## Task goal
What lines of the data hold the string "hair"? Pull each one out.

## Given information
──────────

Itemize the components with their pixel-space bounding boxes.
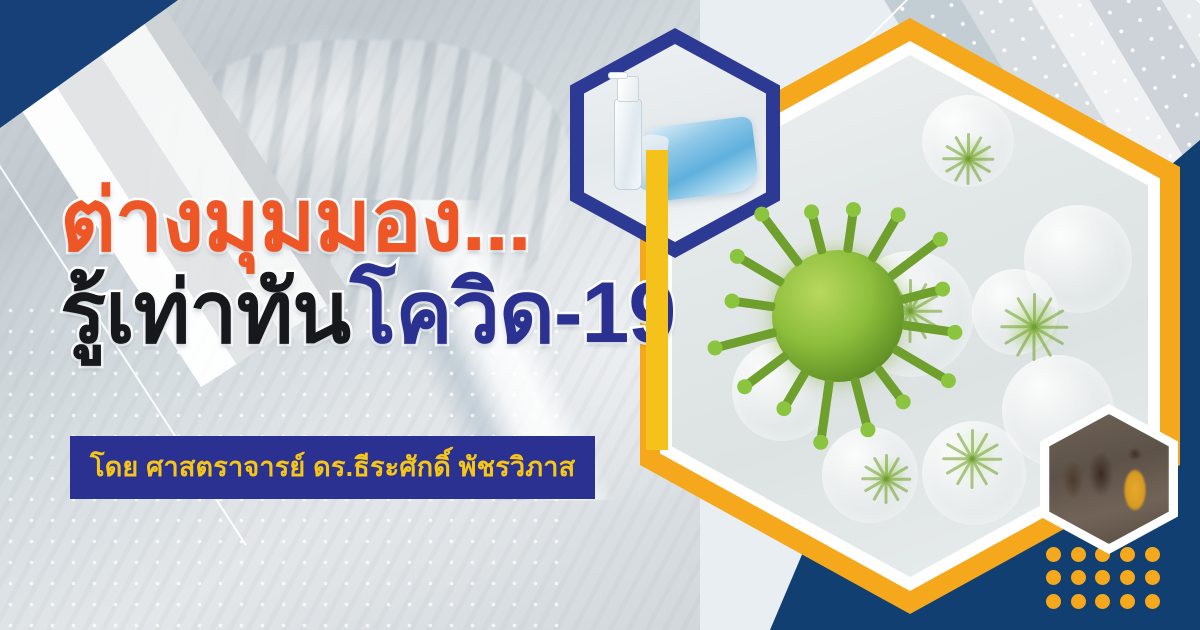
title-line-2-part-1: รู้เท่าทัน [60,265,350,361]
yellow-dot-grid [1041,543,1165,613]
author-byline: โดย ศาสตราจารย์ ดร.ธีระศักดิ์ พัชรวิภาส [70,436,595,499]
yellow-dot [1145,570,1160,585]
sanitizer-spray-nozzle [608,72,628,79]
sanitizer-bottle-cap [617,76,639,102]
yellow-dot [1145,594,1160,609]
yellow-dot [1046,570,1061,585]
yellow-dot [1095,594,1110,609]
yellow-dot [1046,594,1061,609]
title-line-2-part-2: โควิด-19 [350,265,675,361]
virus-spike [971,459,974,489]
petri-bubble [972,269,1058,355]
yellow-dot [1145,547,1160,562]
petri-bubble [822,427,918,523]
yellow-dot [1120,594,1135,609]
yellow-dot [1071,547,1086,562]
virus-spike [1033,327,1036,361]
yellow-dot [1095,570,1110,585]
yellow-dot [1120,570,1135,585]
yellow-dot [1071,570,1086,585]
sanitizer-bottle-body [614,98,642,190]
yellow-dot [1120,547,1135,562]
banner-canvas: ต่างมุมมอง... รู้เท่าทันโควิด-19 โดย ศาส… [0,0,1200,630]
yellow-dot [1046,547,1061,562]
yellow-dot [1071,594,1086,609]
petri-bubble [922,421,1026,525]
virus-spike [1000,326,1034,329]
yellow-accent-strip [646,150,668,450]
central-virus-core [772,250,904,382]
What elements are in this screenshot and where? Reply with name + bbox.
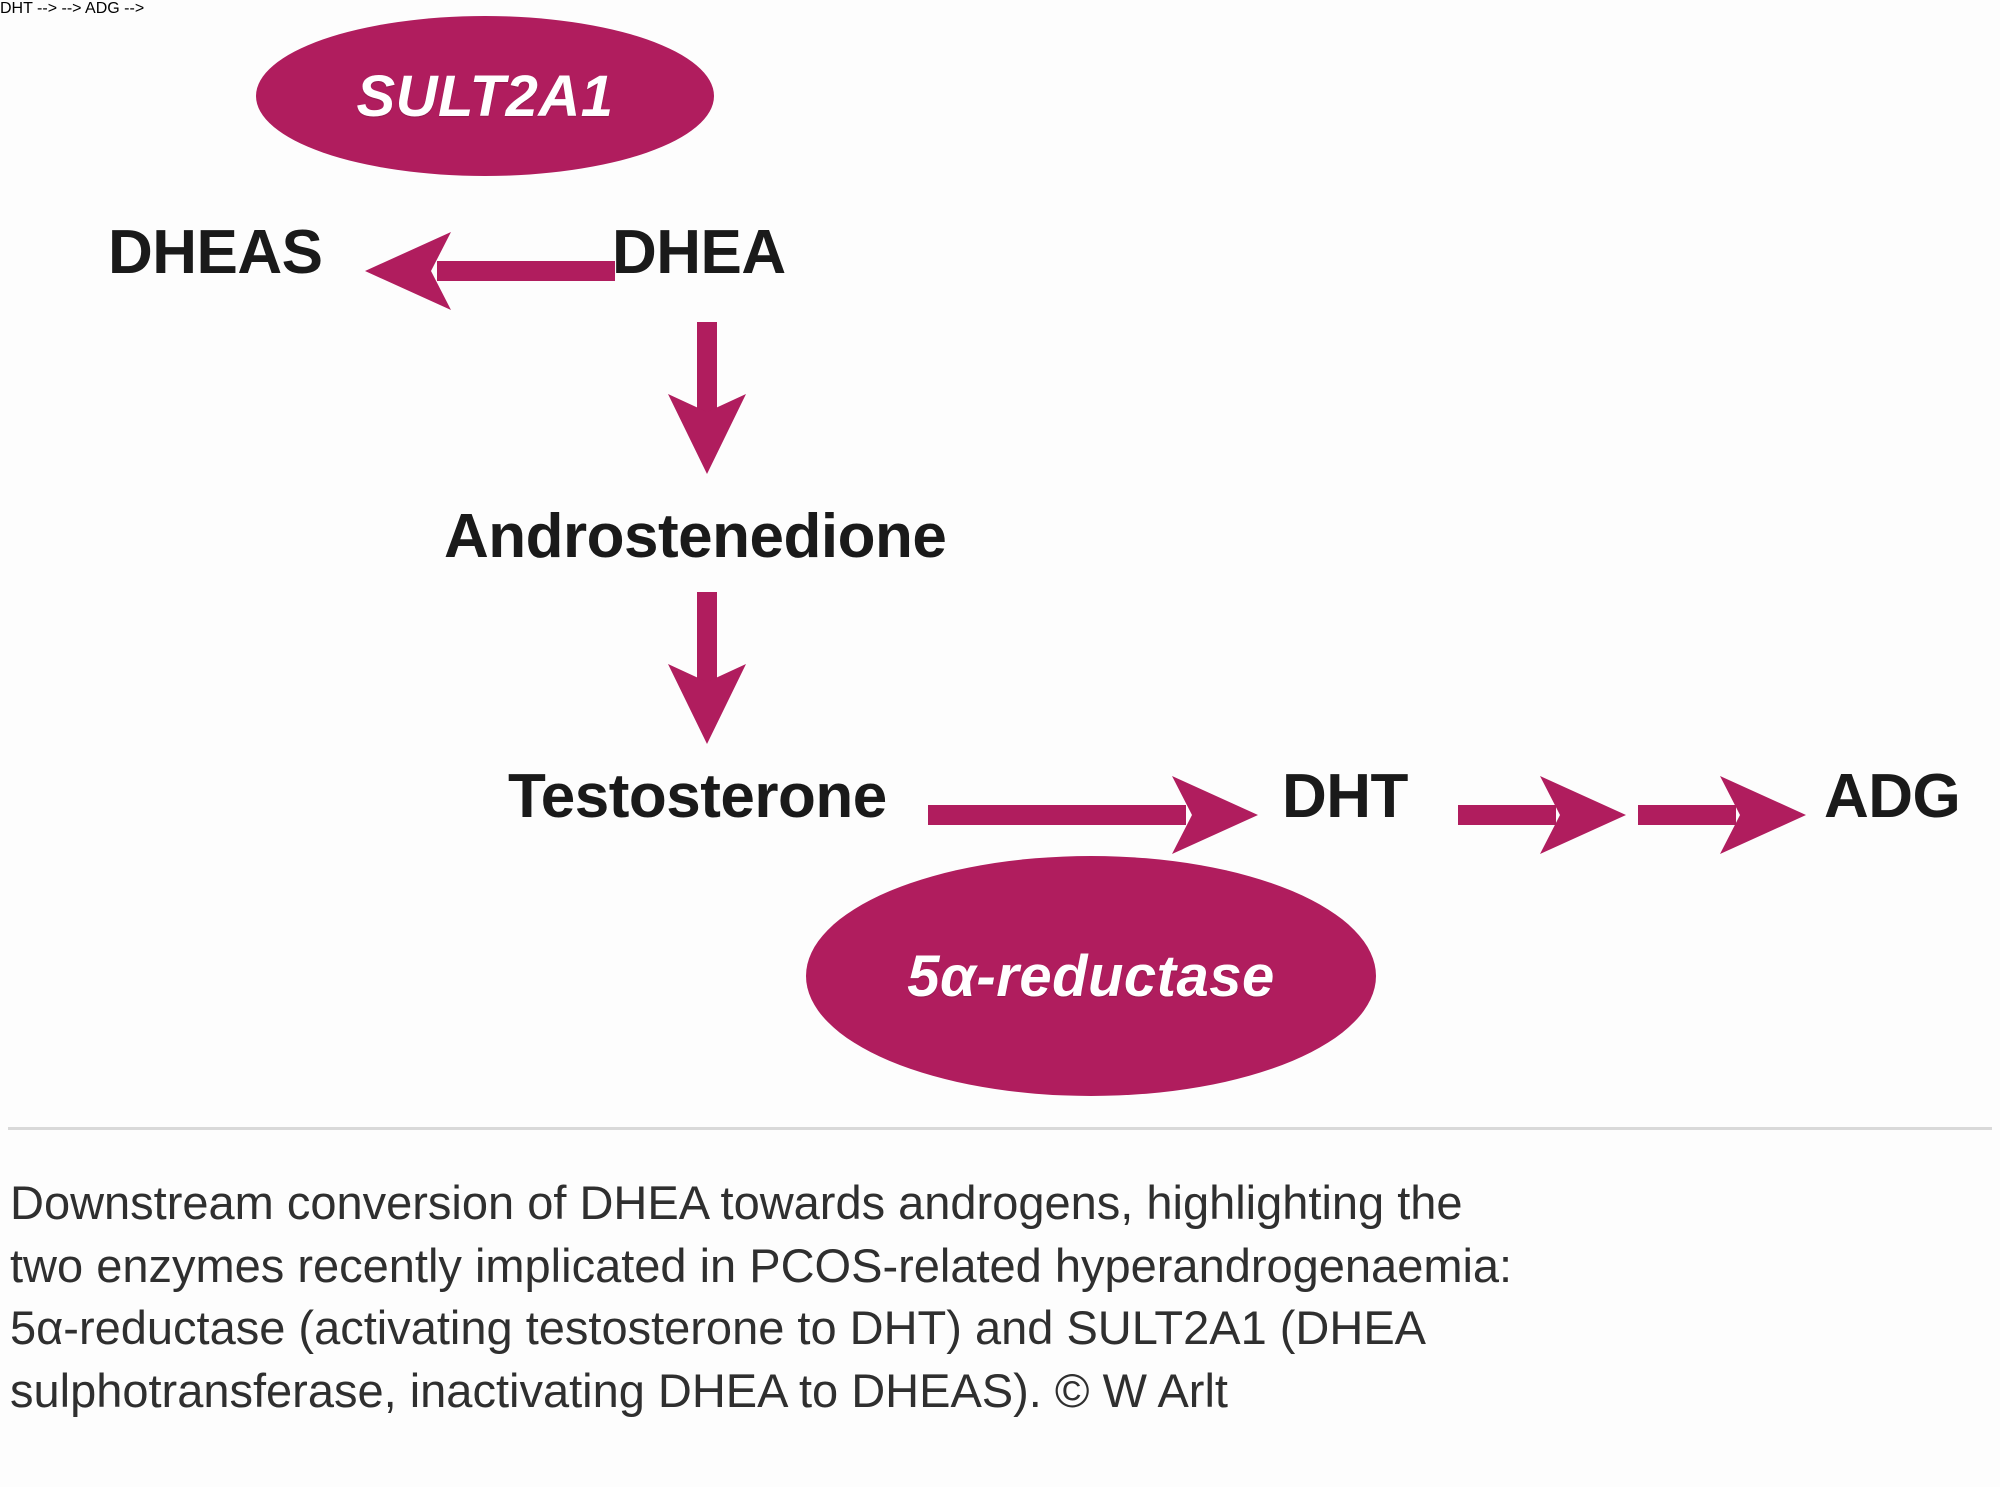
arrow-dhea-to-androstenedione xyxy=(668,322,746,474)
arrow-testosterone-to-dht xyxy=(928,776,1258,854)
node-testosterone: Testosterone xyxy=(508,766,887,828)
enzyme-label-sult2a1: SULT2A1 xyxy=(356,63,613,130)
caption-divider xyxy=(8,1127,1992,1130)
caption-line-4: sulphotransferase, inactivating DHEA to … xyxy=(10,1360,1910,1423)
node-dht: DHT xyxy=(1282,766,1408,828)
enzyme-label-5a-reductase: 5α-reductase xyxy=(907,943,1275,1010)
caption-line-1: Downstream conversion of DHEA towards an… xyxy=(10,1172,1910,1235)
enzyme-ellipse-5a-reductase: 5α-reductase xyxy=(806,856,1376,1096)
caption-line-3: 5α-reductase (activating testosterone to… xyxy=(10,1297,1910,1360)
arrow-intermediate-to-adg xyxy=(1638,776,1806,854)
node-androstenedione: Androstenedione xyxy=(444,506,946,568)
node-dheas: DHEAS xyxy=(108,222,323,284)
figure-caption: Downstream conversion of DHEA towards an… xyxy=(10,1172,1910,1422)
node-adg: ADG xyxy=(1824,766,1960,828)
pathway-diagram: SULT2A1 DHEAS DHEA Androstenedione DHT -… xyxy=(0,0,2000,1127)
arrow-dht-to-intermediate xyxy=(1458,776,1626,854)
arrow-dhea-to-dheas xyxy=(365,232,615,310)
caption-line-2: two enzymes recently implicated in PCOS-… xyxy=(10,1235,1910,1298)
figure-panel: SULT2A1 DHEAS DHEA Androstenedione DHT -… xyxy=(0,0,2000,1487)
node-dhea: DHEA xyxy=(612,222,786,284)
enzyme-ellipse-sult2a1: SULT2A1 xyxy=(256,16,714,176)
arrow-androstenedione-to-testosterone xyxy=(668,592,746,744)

──────────

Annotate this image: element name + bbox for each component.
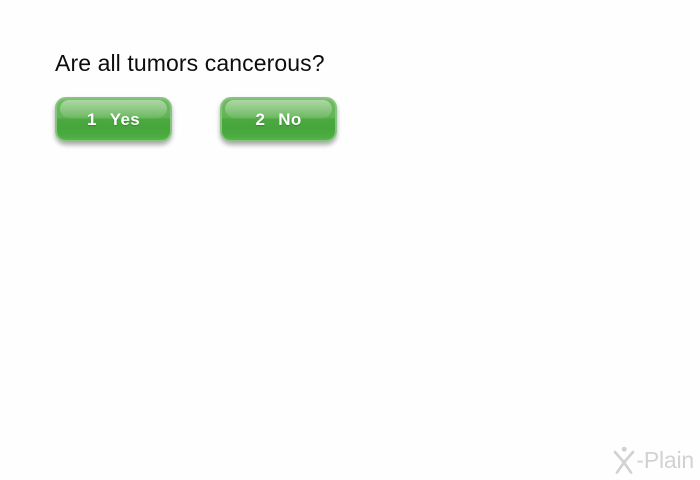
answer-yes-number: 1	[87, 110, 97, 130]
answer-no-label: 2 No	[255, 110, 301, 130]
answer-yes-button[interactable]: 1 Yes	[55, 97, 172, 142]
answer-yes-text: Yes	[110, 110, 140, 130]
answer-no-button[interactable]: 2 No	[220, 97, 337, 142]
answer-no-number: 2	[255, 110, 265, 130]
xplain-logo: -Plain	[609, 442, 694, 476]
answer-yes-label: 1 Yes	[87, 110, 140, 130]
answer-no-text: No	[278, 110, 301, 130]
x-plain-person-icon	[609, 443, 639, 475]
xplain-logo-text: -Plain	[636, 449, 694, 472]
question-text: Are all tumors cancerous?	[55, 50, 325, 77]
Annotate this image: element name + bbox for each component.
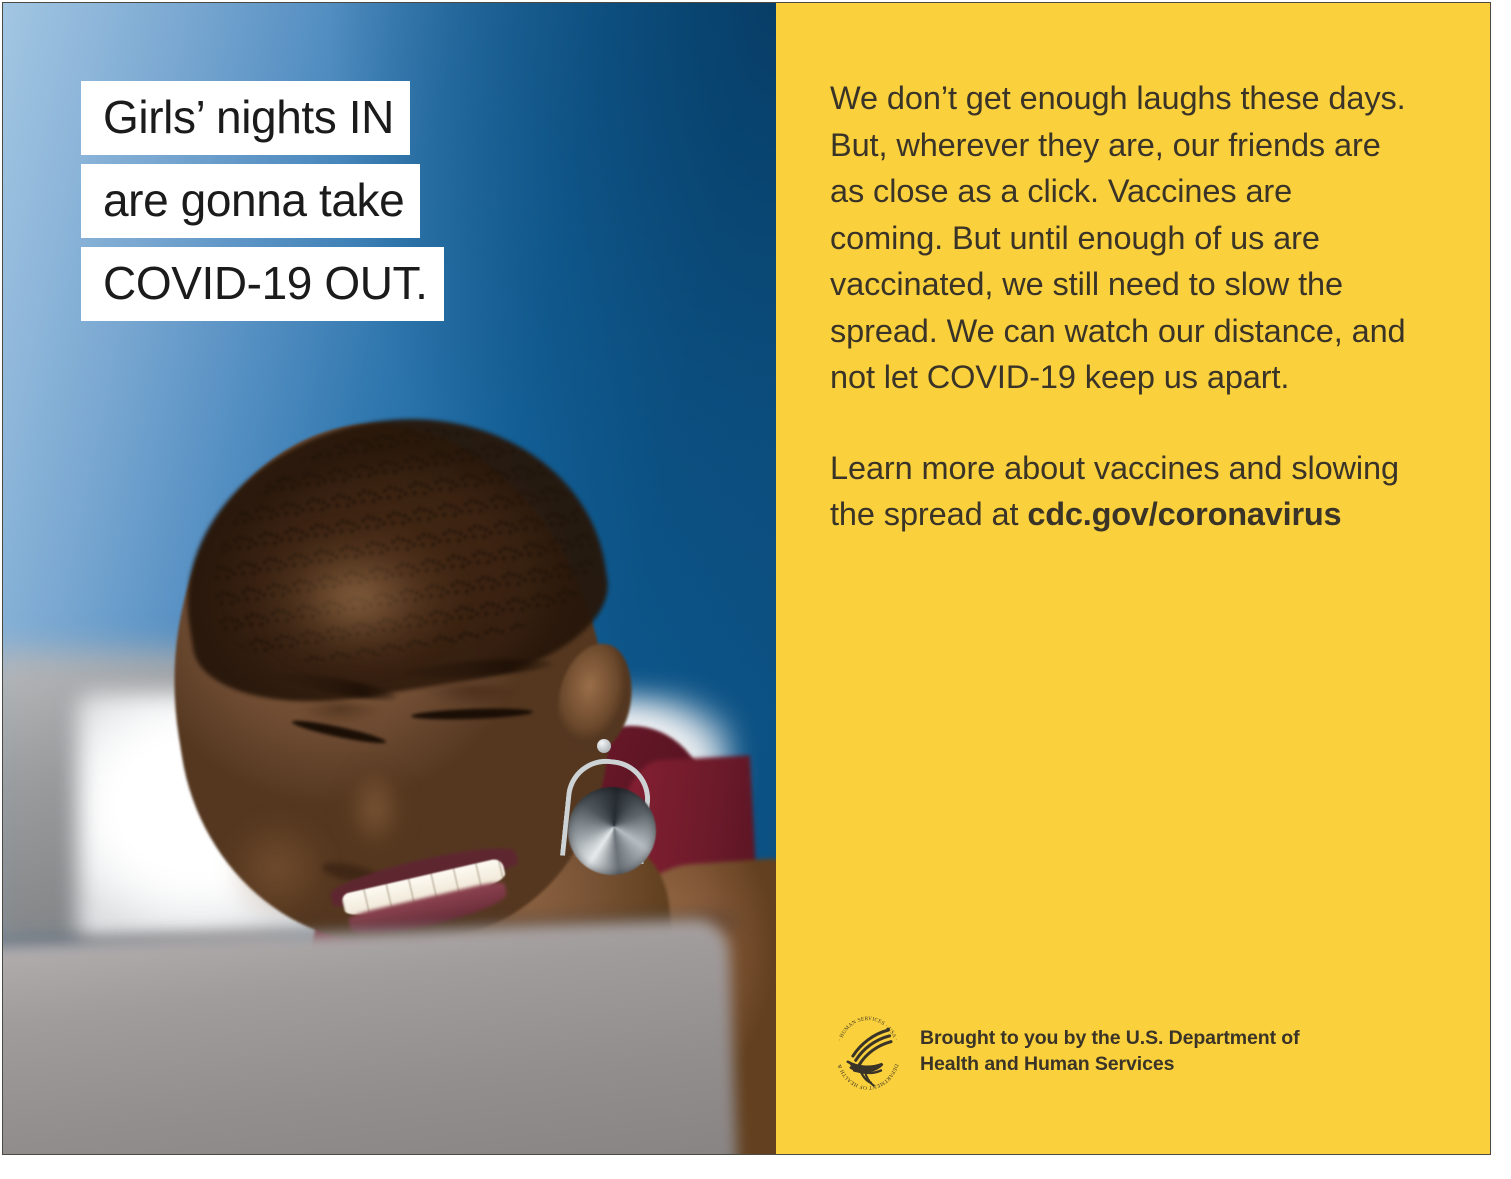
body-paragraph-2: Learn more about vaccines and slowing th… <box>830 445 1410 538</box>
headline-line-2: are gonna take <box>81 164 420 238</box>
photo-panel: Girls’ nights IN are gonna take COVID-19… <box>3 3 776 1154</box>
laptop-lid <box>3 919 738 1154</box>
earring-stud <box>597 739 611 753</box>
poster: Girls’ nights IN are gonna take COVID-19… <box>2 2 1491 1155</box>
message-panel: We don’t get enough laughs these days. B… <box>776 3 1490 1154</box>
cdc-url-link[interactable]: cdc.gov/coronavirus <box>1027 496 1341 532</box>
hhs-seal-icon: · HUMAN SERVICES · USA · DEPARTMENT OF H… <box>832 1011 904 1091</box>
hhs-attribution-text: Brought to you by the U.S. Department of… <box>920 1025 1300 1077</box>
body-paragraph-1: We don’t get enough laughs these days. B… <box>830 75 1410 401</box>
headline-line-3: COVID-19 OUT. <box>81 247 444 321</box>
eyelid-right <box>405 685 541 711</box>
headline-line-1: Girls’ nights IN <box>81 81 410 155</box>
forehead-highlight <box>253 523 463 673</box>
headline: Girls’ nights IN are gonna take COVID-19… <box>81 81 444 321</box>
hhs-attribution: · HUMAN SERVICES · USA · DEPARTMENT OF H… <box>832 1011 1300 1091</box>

──────────

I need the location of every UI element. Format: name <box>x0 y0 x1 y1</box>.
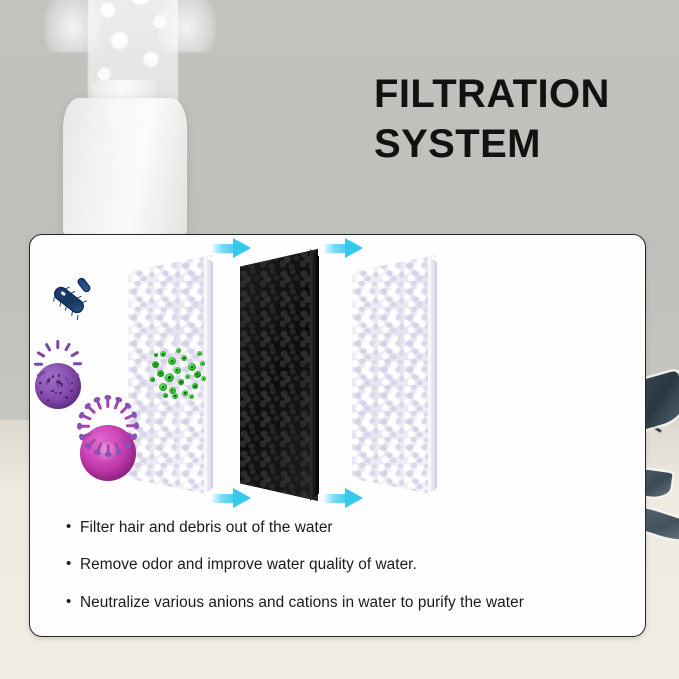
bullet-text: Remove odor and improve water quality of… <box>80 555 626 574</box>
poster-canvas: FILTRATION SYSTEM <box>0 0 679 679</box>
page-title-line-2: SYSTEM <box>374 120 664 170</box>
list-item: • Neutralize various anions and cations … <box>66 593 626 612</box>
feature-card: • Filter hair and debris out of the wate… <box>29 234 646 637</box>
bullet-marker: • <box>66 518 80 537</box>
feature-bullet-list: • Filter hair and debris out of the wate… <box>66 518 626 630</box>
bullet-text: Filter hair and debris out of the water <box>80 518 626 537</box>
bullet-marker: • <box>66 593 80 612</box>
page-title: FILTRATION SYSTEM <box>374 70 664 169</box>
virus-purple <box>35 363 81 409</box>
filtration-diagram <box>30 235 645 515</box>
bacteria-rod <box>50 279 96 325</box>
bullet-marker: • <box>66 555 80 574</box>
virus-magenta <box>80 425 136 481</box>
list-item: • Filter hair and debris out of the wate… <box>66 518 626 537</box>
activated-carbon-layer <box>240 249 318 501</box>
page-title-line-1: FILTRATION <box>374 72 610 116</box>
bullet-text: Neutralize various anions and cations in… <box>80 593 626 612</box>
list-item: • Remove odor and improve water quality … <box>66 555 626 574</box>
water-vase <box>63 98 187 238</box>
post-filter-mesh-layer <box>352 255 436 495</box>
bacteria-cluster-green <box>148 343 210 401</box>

──────────

## Solution for this exercise
feature-card: • Filter hair and debris out of the wate… <box>29 234 646 637</box>
feature-bullet-list: • Filter hair and debris out of the wate… <box>66 518 626 630</box>
bullet-text: Filter hair and debris out of the water <box>80 518 626 537</box>
list-item: • Filter hair and debris out of the wate… <box>66 518 626 537</box>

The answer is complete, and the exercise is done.